[Recorded data]
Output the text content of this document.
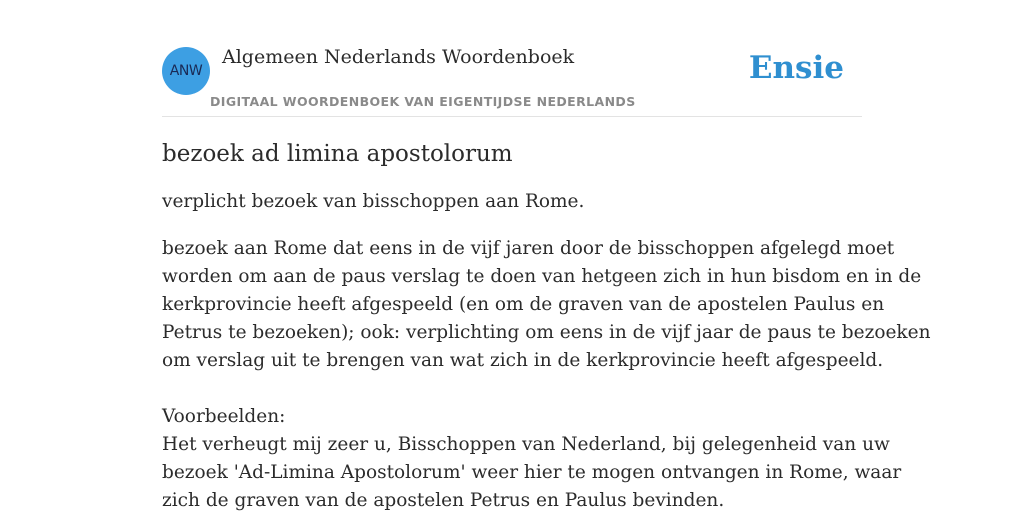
ANW
Algemeen Nederlands Woordenboek
DIGITAAL WOORDENBOEK VAN EIGENTIJDSE NEDERLANDS
Ensie
bezoek ad limina apostolorum

verplicht bezoek van bisschoppen aan Rome.

bezoek aan Rome dat eens in de vijf jaren door de bisschoppen afgelegd moet
worden om aan de paus verslag te doen van hetgeen zich in hun bisdom en in de
kerkprovincie heeft afgespeeld (en om de graven van de apostelen Paulus en
Petrus te bezoeken); ook: verplichting om eens in de vijf jaar de paus te bezoeken
om verslag uit te brengen van wat zich in de kerkprovincie heeft afgespeeld.

Voorbeelden:
Het verheugt mij zeer u, Bisschoppen van Nederland, bij gelegenheid van uw
bezoek 'Ad-Limina Apostolorum' weer hier te mogen ontvangen in Rome, waar
zich de graven van de apostelen Petrus en Paulus bevinden.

GIVEN REQUEST:
Set down every entry word for word, but omit the pictures.

REPLY:
Output the text content of this document.
ANW
Algemeen Nederlands Woordenboek
DIGITAAL WOORDENBOEK VAN EIGENTIJDSE NEDERLANDS
Ensie
bezoek ad limina apostolorum

verplicht bezoek van bisschoppen aan Rome.

bezoek aan Rome dat eens in de vijf jaren door de bisschoppen afgelegd moet
worden om aan de paus verslag te doen van hetgeen zich in hun bisdom en in de
kerkprovincie heeft afgespeeld (en om de graven van de apostelen Paulus en
Petrus te bezoeken); ook: verplichting om eens in de vijf jaar de paus te bezoeken
om verslag uit te brengen van wat zich in de kerkprovincie heeft afgespeeld.

Voorbeelden:
Het verheugt mij zeer u, Bisschoppen van Nederland, bij gelegenheid van uw
bezoek 'Ad-Limina Apostolorum' weer hier te mogen ontvangen in Rome, waar
zich de graven van de apostelen Petrus en Paulus bevinden.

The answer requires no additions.